#### What the task requires
Could you copy every line from the material below in which "Timeline" appears?
──────── Listed entries ────────
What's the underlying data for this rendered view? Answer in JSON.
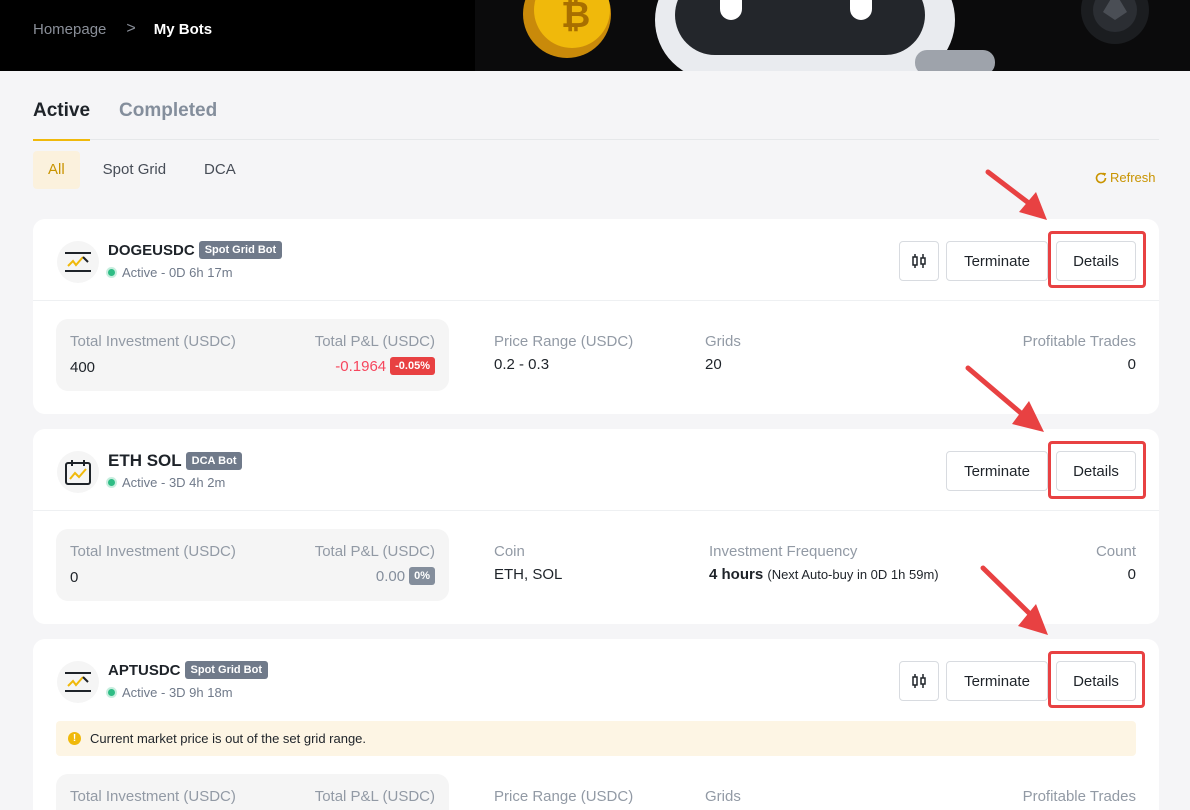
{
  "breadcrumb": {
    "home": "Homepage",
    "separator": ">",
    "current": "My Bots"
  },
  "tabs": [
    {
      "label": "Active",
      "active": true
    },
    {
      "label": "Completed",
      "active": false
    }
  ],
  "filters": [
    {
      "label": "All",
      "active": true
    },
    {
      "label": "Spot Grid",
      "active": false
    },
    {
      "label": "DCA",
      "active": false
    }
  ],
  "refresh_label": "Refresh",
  "colors": {
    "accent": "#f0b90b",
    "accent_text": "#c99400",
    "negative": "#e84142",
    "status_active": "#2ebd85",
    "highlight": "#e84142"
  },
  "bots": [
    {
      "icon": "grid-chart-icon",
      "name": "DOGEUSDC",
      "type": "Spot Grid Bot",
      "status": "Active - 0D 6h 17m",
      "buttons": {
        "terminate": "Terminate",
        "details": "Details"
      },
      "investment_label": "Total Investment (USDC)",
      "investment_value": "400",
      "pnl_label": "Total P&L (USDC)",
      "pnl_value": "-0.1964",
      "pnl_percent": "-0.05%",
      "range_label": "Price Range (USDC)",
      "range_value": "0.2 - 0.3",
      "grids_label": "Grids",
      "grids_value": "20",
      "trades_label": "Profitable Trades",
      "trades_value": "0"
    },
    {
      "icon": "calendar-chart-icon",
      "name": "ETH SOL",
      "type": "DCA Bot",
      "status": "Active - 3D 4h 2m",
      "buttons": {
        "terminate": "Terminate",
        "details": "Details"
      },
      "investment_label": "Total Investment (USDC)",
      "investment_value": "0",
      "pnl_label": "Total P&L (USDC)",
      "pnl_value": "0.00",
      "pnl_percent": "0%",
      "coin_label": "Coin",
      "coin_value": "ETH, SOL",
      "frequency_label": "Investment Frequency",
      "frequency_value": "4 hours",
      "frequency_note": "(Next Auto-buy in 0D 1h 59m)",
      "count_label": "Count",
      "count_value": "0"
    },
    {
      "icon": "grid-chart-icon",
      "name": "APTUSDC",
      "type": "Spot Grid Bot",
      "status": "Active - 3D 9h 18m",
      "buttons": {
        "terminate": "Terminate",
        "details": "Details"
      },
      "warning": "Current market price is out of the set grid range.",
      "investment_label": "Total Investment (USDC)",
      "pnl_label": "Total P&L (USDC)",
      "range_label": "Price Range (USDC)",
      "grids_label": "Grids",
      "trades_label": "Profitable Trades"
    }
  ]
}
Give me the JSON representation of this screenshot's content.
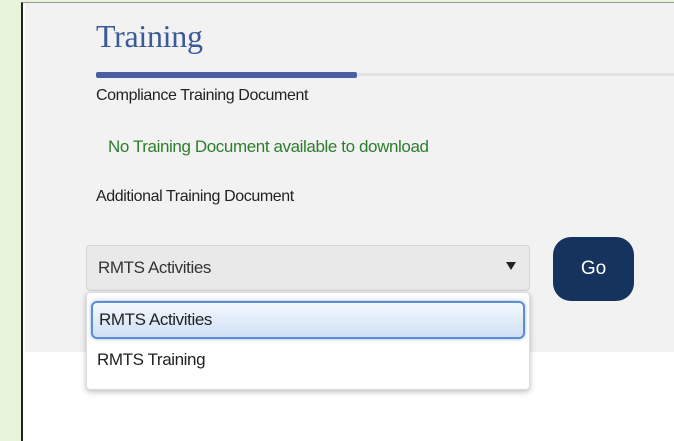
{
  "page": {
    "title": "Training",
    "compliance_label": "Compliance Training Document",
    "no_document_message": "No Training Document available to download",
    "additional_label": "Additional Training Document"
  },
  "select": {
    "value": "RMTS Activities",
    "options": [
      "RMTS Activities",
      "RMTS Training"
    ],
    "highlighted_index": 0
  },
  "go_button": {
    "label": "Go"
  },
  "colors": {
    "title": "#3b5a9a",
    "accent": "#4a5fa3",
    "message": "#2e7d2e",
    "button": "#15335c",
    "side_background": "#e8f3dc"
  }
}
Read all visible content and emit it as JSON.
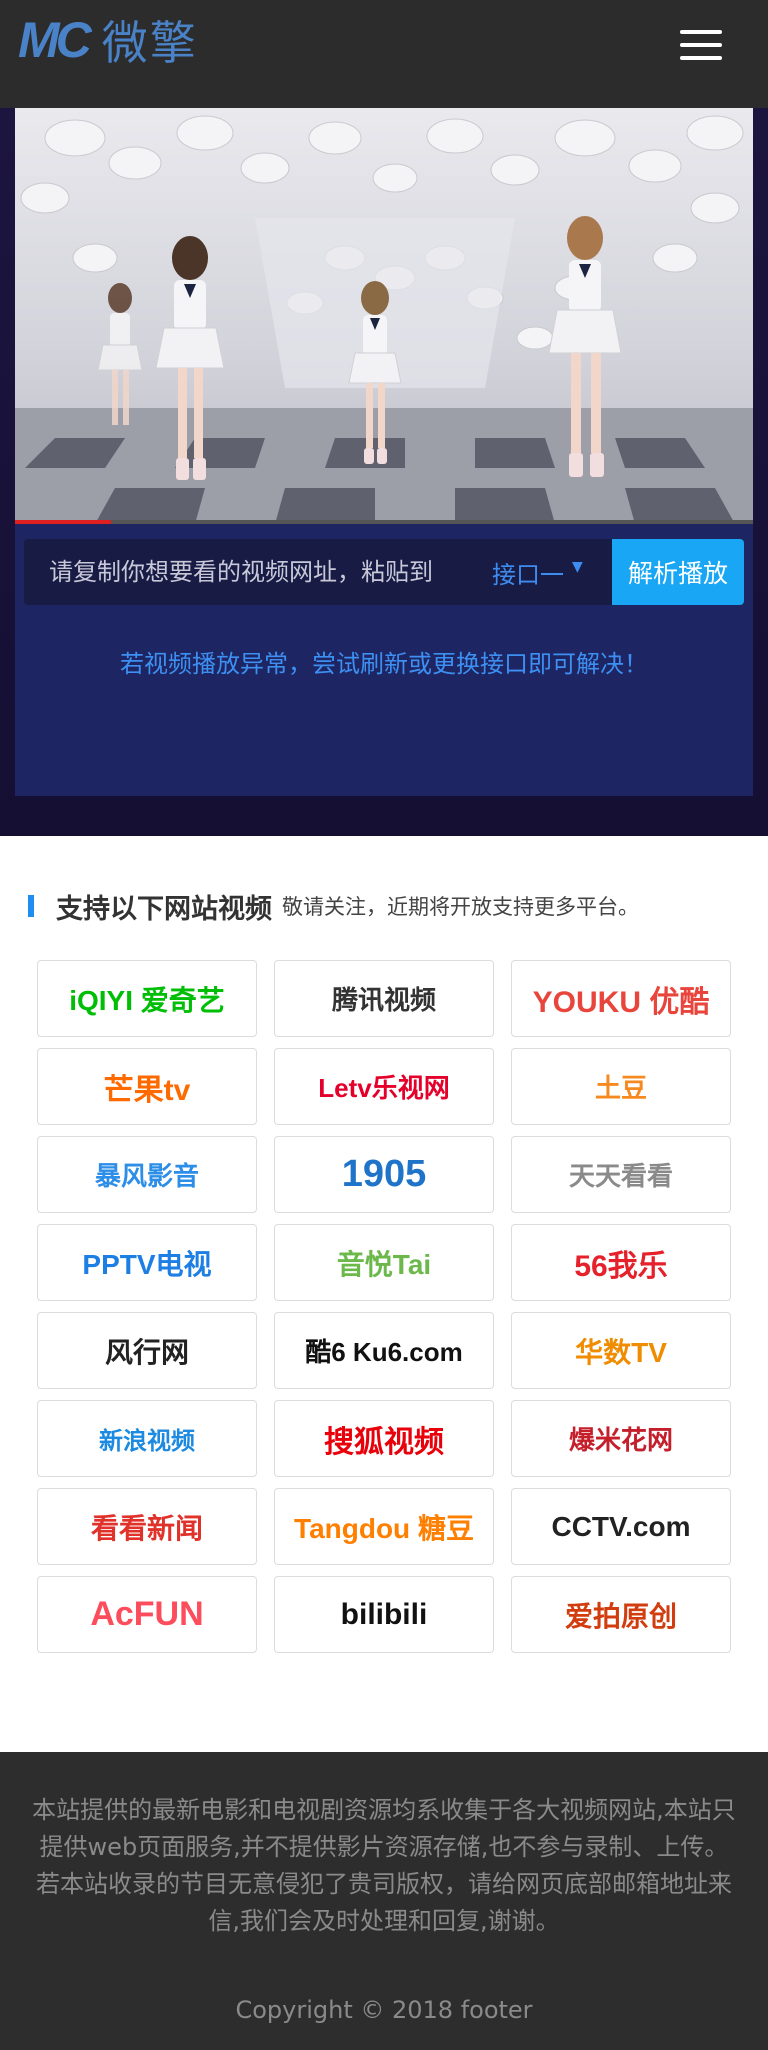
{
  "header": {
    "logo_mark": "MC",
    "logo_text": "微擎"
  },
  "player": {
    "progress": 0.13
  },
  "parse": {
    "placeholder": "请复制你想要看的视频网址，粘贴到",
    "interface_label": "接口一",
    "button_label": "解析播放",
    "tip": "若视频播放异常，尝试刷新或更换接口即可解决！"
  },
  "sites": {
    "title": "支持以下网站视频",
    "subtitle": "敬请关注，近期将开放支持更多平台。",
    "items": [
      {
        "label": "iQIYI 爱奇艺",
        "color": "#00be06"
      },
      {
        "label": "腾讯视频",
        "color": "#333333"
      },
      {
        "label": "YOUKU 优酷",
        "color": "#e8453c"
      },
      {
        "label": "芒果tv",
        "color": "#ff6a00"
      },
      {
        "label": "Letv乐视网",
        "color": "#e4002b"
      },
      {
        "label": "土豆",
        "color": "#f6891f"
      },
      {
        "label": "暴风影音",
        "color": "#2d8ee8"
      },
      {
        "label": "1905",
        "color": "#1f74c9"
      },
      {
        "label": "天天看看",
        "color": "#8a8a8a"
      },
      {
        "label": "PPTV电视",
        "color": "#1d7fe3"
      },
      {
        "label": "音悦Tai",
        "color": "#6cb84b"
      },
      {
        "label": "56我乐",
        "color": "#e5212b"
      },
      {
        "label": "风行网",
        "color": "#222222"
      },
      {
        "label": "酷6 Ku6.com",
        "color": "#111111"
      },
      {
        "label": "华数TV",
        "color": "#f08c00"
      },
      {
        "label": "新浪视频",
        "color": "#1b8ae0"
      },
      {
        "label": "搜狐视频",
        "color": "#e8000b"
      },
      {
        "label": "爆米花网",
        "color": "#c41f2b"
      },
      {
        "label": "看看新闻",
        "color": "#e0322b"
      },
      {
        "label": "Tangdou 糖豆",
        "color": "#ff7f00"
      },
      {
        "label": "CCTV.com",
        "color": "#222222"
      },
      {
        "label": "AcFUN",
        "color": "#fd4c5c"
      },
      {
        "label": "bilibili",
        "color": "#111111"
      },
      {
        "label": "爱拍原创",
        "color": "#d23d0f"
      }
    ]
  },
  "footer": {
    "text1": "本站提供的最新电影和电视剧资源均系收集于各大视频网站,本站只提供web页面服务,并不提供影片资源存储,也不参与录制、上传。",
    "text2": "若本站收录的节目无意侵犯了贵司版权，请给网页底部邮箱地址来信,我们会及时处理和回复,谢谢。",
    "copyright": "Copyright © 2018  footer"
  },
  "colors": {
    "header_bg": "#2c2c2c",
    "hero_bg": "#1c1540",
    "accent": "#19a6f5",
    "tip": "#3d8ff2"
  }
}
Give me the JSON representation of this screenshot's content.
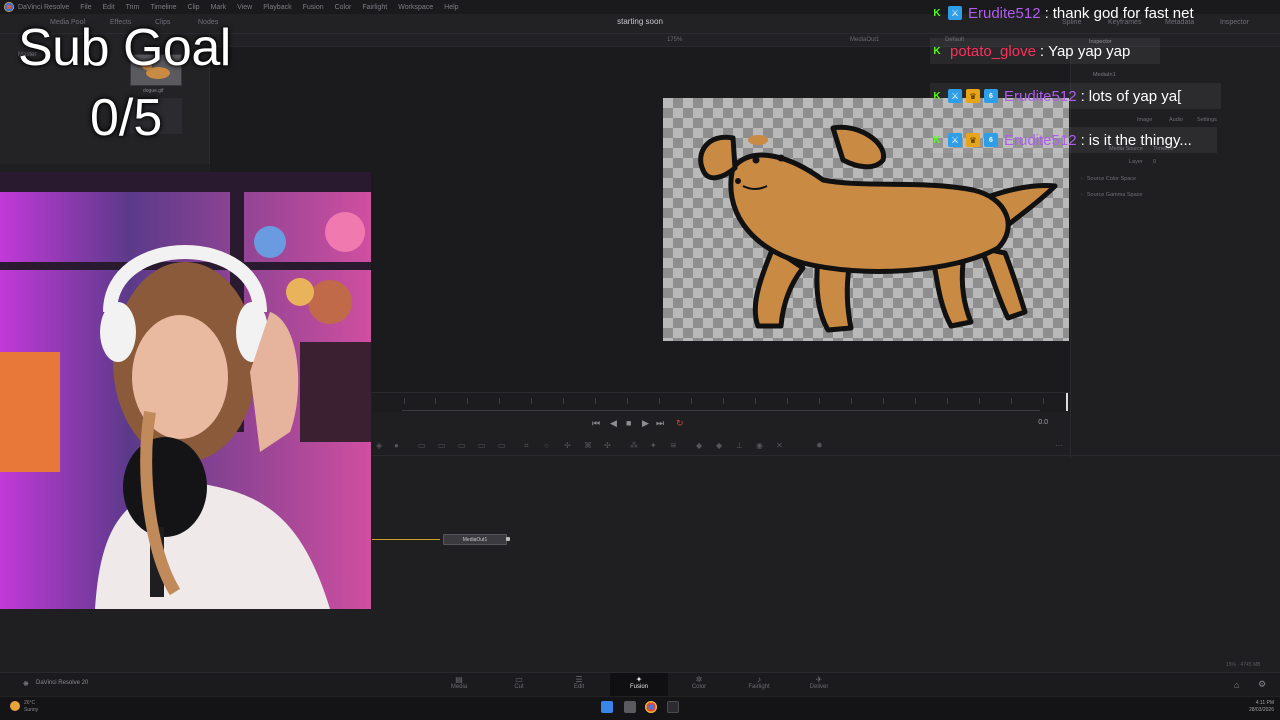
{
  "menubar": {
    "items": [
      "DaVinci Resolve",
      "File",
      "Edit",
      "Trim",
      "Timeline",
      "Clip",
      "Mark",
      "View",
      "Playback",
      "Fusion",
      "Color",
      "Fairlight",
      "Workspace",
      "Help"
    ]
  },
  "toolbar": {
    "media_pool": "Media Pool",
    "effects": "Effects",
    "clips": "Clips",
    "nodes": "Nodes",
    "project_title": "starting soon",
    "spline": "Spline",
    "keyframes": "Keyframes",
    "metadata": "Metadata",
    "inspector": "Inspector"
  },
  "subbar": {
    "zoom": "175%",
    "viewer_label": "MediaOut1",
    "default_label": "Default"
  },
  "media_pool": {
    "master_label": "Master",
    "clip_name": "dogue.gif"
  },
  "inspector": {
    "title": "Inspector",
    "node_name": "MediaIn1",
    "tabs": [
      "Image",
      "Audio",
      "Settings"
    ],
    "media_source_label": "Media Source",
    "media_source_value": "Timeline",
    "layer_label": "Layer",
    "layer_value": "0",
    "sections": [
      "Source Color Space",
      "Source Gamma Space"
    ]
  },
  "transport": {
    "timecode": "0.0"
  },
  "nodes": {
    "mediaout_label": "MediaOut1"
  },
  "pages": {
    "items": [
      {
        "label": "Media",
        "icon": "media-page-icon"
      },
      {
        "label": "Cut",
        "icon": "cut-page-icon"
      },
      {
        "label": "Edit",
        "icon": "edit-page-icon"
      },
      {
        "label": "Fusion",
        "icon": "fusion-page-icon"
      },
      {
        "label": "Color",
        "icon": "color-page-icon"
      },
      {
        "label": "Fairlight",
        "icon": "fairlight-page-icon"
      },
      {
        "label": "Deliver",
        "icon": "deliver-page-icon"
      }
    ],
    "active": "Fusion"
  },
  "app_name": "DaVinci Resolve 20",
  "status": {
    "memory": "15% · 4745 MB"
  },
  "taskbar": {
    "weather_temp": "26°C",
    "weather_desc": "Sunny",
    "time": "4:11 PM",
    "date": "28/03/2026"
  },
  "overlay": {
    "goal_title": "Sub Goal",
    "goal_count": "0/5"
  },
  "chat": [
    {
      "user": "Erudite512",
      "message": "thank god for fast net",
      "user_color": "#b05cf0",
      "badges": [
        "k",
        "mod"
      ]
    },
    {
      "user": "potato_glove",
      "message": "Yap yap yap",
      "user_color": "#ff2f5b",
      "badges": [
        "k"
      ]
    },
    {
      "user": "Erudite512",
      "message": "lots of yap ya[",
      "user_color": "#b05cf0",
      "badges": [
        "k",
        "mod",
        "vip",
        "sub"
      ]
    },
    {
      "user": "Erudite512",
      "message": "is it the thingy...",
      "user_color": "#b05cf0",
      "badges": [
        "k",
        "mod",
        "vip",
        "sub"
      ]
    }
  ],
  "colors": {
    "accent_yellow": "#c9a227",
    "kick_green": "#53fc18",
    "active_page_bg": "#101012"
  }
}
────────
#### Correct answer
      "Timeline",
    "media_source_value": "Timeline",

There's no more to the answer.